● Exercise goal: Without the pictures, set down every line of the data exactly.

************

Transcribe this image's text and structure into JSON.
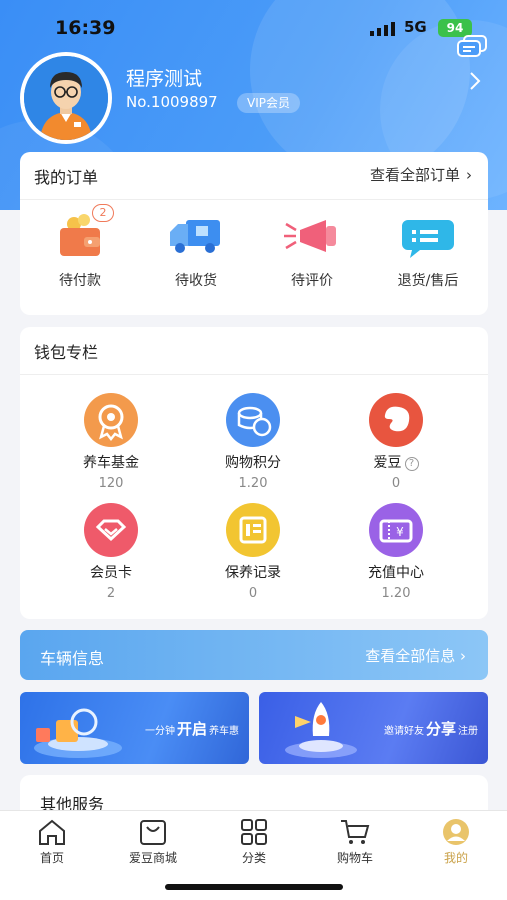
{
  "status_bar": {
    "time": "16:39",
    "network": "5G",
    "battery": "94"
  },
  "profile": {
    "name": "程序测试",
    "number": "No.1009897",
    "vip_badge": "VIP会员"
  },
  "orders": {
    "title": "我的订单",
    "view_all": "查看全部订单",
    "items": [
      {
        "label": "待付款",
        "badge": "2",
        "icon": "wallet-icon"
      },
      {
        "label": "待收货",
        "icon": "truck-icon"
      },
      {
        "label": "待评价",
        "icon": "megaphone-icon"
      },
      {
        "label": "退货/售后",
        "icon": "service-chat-icon"
      }
    ]
  },
  "wallet": {
    "title": "钱包专栏",
    "items": [
      {
        "label": "养车基金",
        "value": "120",
        "icon": "medal-icon",
        "color": "#f39a4c"
      },
      {
        "label": "购物积分",
        "value": "1.20",
        "icon": "coins-icon",
        "color": "#4b8ff0"
      },
      {
        "label": "爱豆",
        "value": "0",
        "icon": "bean-icon",
        "color": "#e8553f"
      },
      {
        "label": "会员卡",
        "value": "2",
        "icon": "diamond-card-icon",
        "color": "#ef5a6a"
      },
      {
        "label": "保养记录",
        "value": "0",
        "icon": "record-icon",
        "color": "#f2c531"
      },
      {
        "label": "充值中心",
        "value": "1.20",
        "icon": "recharge-icon",
        "color": "#9a62e6"
      }
    ]
  },
  "vehicle": {
    "title": "车辆信息",
    "view_all": "查看全部信息"
  },
  "banners": [
    {
      "pre": "一分钟",
      "bold": "开启",
      "post": "养车惠"
    },
    {
      "pre": "邀请好友",
      "bold": "分享",
      "post": "注册"
    }
  ],
  "other_services": {
    "title": "其他服务"
  },
  "tabbar": {
    "items": [
      {
        "label": "首页",
        "icon": "home-icon"
      },
      {
        "label": "爱豆商城",
        "icon": "shop-bag-icon"
      },
      {
        "label": "分类",
        "icon": "grid-icon"
      },
      {
        "label": "购物车",
        "icon": "cart-icon"
      },
      {
        "label": "我的",
        "icon": "profile-icon"
      }
    ],
    "active_color": "#caa24a"
  }
}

************

● Exercise response:
Transcribe this image's text and structure into JSON.
{
  "status_bar": {
    "time": "16:39",
    "network": "5G",
    "battery": "94"
  },
  "profile": {
    "name": "程序测试",
    "number": "No.1009897",
    "vip_badge": "VIP会员"
  },
  "orders": {
    "title": "我的订单",
    "view_all": "查看全部订单",
    "items": [
      {
        "label": "待付款",
        "badge": "2",
        "icon": "wallet-icon"
      },
      {
        "label": "待收货",
        "icon": "truck-icon"
      },
      {
        "label": "待评价",
        "icon": "megaphone-icon"
      },
      {
        "label": "退货/售后",
        "icon": "service-chat-icon"
      }
    ]
  },
  "wallet": {
    "title": "钱包专栏",
    "items": [
      {
        "label": "养车基金",
        "value": "120",
        "icon": "medal-icon",
        "color": "#f39a4c"
      },
      {
        "label": "购物积分",
        "value": "1.20",
        "icon": "coins-icon",
        "color": "#4b8ff0"
      },
      {
        "label": "爱豆",
        "value": "0",
        "icon": "bean-icon",
        "color": "#e8553f"
      },
      {
        "label": "会员卡",
        "value": "2",
        "icon": "diamond-card-icon",
        "color": "#ef5a6a"
      },
      {
        "label": "保养记录",
        "value": "0",
        "icon": "record-icon",
        "color": "#f2c531"
      },
      {
        "label": "充值中心",
        "value": "1.20",
        "icon": "recharge-icon",
        "color": "#9a62e6"
      }
    ]
  },
  "vehicle": {
    "title": "车辆信息",
    "view_all": "查看全部信息"
  },
  "banners": [
    {
      "pre": "一分钟",
      "bold": "开启",
      "post": "养车惠"
    },
    {
      "pre": "邀请好友",
      "bold": "分享",
      "post": "注册"
    }
  ],
  "other_services": {
    "title": "其他服务"
  },
  "tabbar": {
    "items": [
      {
        "label": "首页",
        "icon": "home-icon"
      },
      {
        "label": "爱豆商城",
        "icon": "shop-bag-icon"
      },
      {
        "label": "分类",
        "icon": "grid-icon"
      },
      {
        "label": "购物车",
        "icon": "cart-icon"
      },
      {
        "label": "我的",
        "icon": "profile-icon"
      }
    ],
    "active_color": "#caa24a"
  }
}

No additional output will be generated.